=== Listed records ===

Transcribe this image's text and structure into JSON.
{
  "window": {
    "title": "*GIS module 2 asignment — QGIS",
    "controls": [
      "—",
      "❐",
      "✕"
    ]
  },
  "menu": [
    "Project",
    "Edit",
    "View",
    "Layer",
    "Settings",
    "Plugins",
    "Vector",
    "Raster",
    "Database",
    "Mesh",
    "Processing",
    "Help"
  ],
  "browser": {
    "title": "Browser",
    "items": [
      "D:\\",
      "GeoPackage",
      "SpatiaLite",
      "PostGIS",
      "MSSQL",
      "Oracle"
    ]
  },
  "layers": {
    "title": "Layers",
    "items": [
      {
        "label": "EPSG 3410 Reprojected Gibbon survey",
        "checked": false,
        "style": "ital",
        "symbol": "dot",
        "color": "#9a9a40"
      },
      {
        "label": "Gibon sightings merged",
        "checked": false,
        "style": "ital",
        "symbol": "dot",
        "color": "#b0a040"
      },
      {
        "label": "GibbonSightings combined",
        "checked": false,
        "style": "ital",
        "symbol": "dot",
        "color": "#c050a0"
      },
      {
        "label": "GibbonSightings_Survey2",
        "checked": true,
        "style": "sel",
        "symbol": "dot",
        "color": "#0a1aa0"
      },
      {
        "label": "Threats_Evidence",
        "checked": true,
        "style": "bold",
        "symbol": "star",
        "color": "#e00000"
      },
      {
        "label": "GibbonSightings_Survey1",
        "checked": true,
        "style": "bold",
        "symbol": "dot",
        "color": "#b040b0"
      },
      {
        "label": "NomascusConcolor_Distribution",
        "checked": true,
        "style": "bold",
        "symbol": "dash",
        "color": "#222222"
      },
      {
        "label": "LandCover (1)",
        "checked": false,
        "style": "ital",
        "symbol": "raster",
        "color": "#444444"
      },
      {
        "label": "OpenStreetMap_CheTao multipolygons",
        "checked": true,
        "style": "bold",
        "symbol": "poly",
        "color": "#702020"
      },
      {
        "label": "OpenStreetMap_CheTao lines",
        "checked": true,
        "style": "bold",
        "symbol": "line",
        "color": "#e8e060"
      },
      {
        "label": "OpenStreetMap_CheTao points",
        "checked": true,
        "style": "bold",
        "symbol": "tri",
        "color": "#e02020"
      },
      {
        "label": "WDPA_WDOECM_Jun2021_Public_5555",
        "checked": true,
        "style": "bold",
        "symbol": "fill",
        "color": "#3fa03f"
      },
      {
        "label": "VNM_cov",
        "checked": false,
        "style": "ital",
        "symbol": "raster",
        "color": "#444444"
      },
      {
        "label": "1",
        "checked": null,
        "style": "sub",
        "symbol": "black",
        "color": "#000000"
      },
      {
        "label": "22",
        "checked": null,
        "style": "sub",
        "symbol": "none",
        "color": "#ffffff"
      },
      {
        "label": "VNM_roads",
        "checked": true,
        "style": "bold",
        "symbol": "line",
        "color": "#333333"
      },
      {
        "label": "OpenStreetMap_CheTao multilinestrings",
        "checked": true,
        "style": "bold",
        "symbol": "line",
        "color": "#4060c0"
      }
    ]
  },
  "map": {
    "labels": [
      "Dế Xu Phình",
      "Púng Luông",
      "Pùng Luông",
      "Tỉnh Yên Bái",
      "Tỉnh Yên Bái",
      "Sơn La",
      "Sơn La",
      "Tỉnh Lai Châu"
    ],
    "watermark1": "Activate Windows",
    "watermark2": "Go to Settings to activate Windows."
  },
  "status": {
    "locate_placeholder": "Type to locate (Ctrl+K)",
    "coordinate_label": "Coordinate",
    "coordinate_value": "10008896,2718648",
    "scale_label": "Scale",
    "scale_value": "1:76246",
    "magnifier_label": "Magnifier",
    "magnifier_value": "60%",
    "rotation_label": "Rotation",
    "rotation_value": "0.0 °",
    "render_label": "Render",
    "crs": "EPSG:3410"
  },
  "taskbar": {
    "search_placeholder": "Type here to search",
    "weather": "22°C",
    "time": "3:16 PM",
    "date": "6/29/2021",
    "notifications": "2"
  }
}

===

Restate every line of the data word for word.

### Solution to the exercise
Transcribe this image's text and structure into JSON.
{
  "window": {
    "title": "*GIS module 2 asignment — QGIS",
    "controls": [
      "—",
      "❐",
      "✕"
    ]
  },
  "menu": [
    "Project",
    "Edit",
    "View",
    "Layer",
    "Settings",
    "Plugins",
    "Vector",
    "Raster",
    "Database",
    "Mesh",
    "Processing",
    "Help"
  ],
  "browser": {
    "title": "Browser",
    "items": [
      "D:\\",
      "GeoPackage",
      "SpatiaLite",
      "PostGIS",
      "MSSQL",
      "Oracle"
    ]
  },
  "layers": {
    "title": "Layers",
    "items": [
      {
        "label": "EPSG 3410 Reprojected Gibbon survey",
        "checked": false,
        "style": "ital",
        "symbol": "dot",
        "color": "#9a9a40"
      },
      {
        "label": "Gibon sightings merged",
        "checked": false,
        "style": "ital",
        "symbol": "dot",
        "color": "#b0a040"
      },
      {
        "label": "GibbonSightings combined",
        "checked": false,
        "style": "ital",
        "symbol": "dot",
        "color": "#c050a0"
      },
      {
        "label": "GibbonSightings_Survey2",
        "checked": true,
        "style": "sel",
        "symbol": "dot",
        "color": "#0a1aa0"
      },
      {
        "label": "Threats_Evidence",
        "checked": true,
        "style": "bold",
        "symbol": "star",
        "color": "#e00000"
      },
      {
        "label": "GibbonSightings_Survey1",
        "checked": true,
        "style": "bold",
        "symbol": "dot",
        "color": "#b040b0"
      },
      {
        "label": "NomascusConcolor_Distribution",
        "checked": true,
        "style": "bold",
        "symbol": "dash",
        "color": "#222222"
      },
      {
        "label": "LandCover (1)",
        "checked": false,
        "style": "ital",
        "symbol": "raster",
        "color": "#444444"
      },
      {
        "label": "OpenStreetMap_CheTao multipolygons",
        "checked": true,
        "style": "bold",
        "symbol": "poly",
        "color": "#702020"
      },
      {
        "label": "OpenStreetMap_CheTao lines",
        "checked": true,
        "style": "bold",
        "symbol": "line",
        "color": "#e8e060"
      },
      {
        "label": "OpenStreetMap_CheTao points",
        "checked": true,
        "style": "bold",
        "symbol": "tri",
        "color": "#e02020"
      },
      {
        "label": "WDPA_WDOECM_Jun2021_Public_5555",
        "checked": true,
        "style": "bold",
        "symbol": "fill",
        "color": "#3fa03f"
      },
      {
        "label": "VNM_cov",
        "checked": false,
        "style": "ital",
        "symbol": "raster",
        "color": "#444444"
      },
      {
        "label": "1",
        "checked": null,
        "style": "sub",
        "symbol": "black",
        "color": "#000000"
      },
      {
        "label": "22",
        "checked": null,
        "style": "sub",
        "symbol": "none",
        "color": "#ffffff"
      },
      {
        "label": "VNM_roads",
        "checked": true,
        "style": "bold",
        "symbol": "line",
        "color": "#333333"
      },
      {
        "label": "OpenStreetMap_CheTao multilinestrings",
        "checked": true,
        "style": "bold",
        "symbol": "line",
        "color": "#4060c0"
      }
    ]
  },
  "map": {
    "labels": [
      "Dế Xu Phình",
      "Púng Luông",
      "Pùng Luông",
      "Tỉnh Yên Bái",
      "Tỉnh Yên Bái",
      "Sơn La",
      "Sơn La",
      "Tỉnh Lai Châu"
    ],
    "watermark1": "Activate Windows",
    "watermark2": "Go to Settings to activate Windows."
  },
  "status": {
    "locate_placeholder": "Type to locate (Ctrl+K)",
    "coordinate_label": "Coordinate",
    "coordinate_value": "10008896,2718648",
    "scale_label": "Scale",
    "scale_value": "1:76246",
    "magnifier_label": "Magnifier",
    "magnifier_value": "60%",
    "rotation_label": "Rotation",
    "rotation_value": "0.0 °",
    "render_label": "Render",
    "crs": "EPSG:3410"
  },
  "taskbar": {
    "search_placeholder": "Type here to search",
    "weather": "22°C",
    "time": "3:16 PM",
    "date": "6/29/2021",
    "notifications": "2"
  }
}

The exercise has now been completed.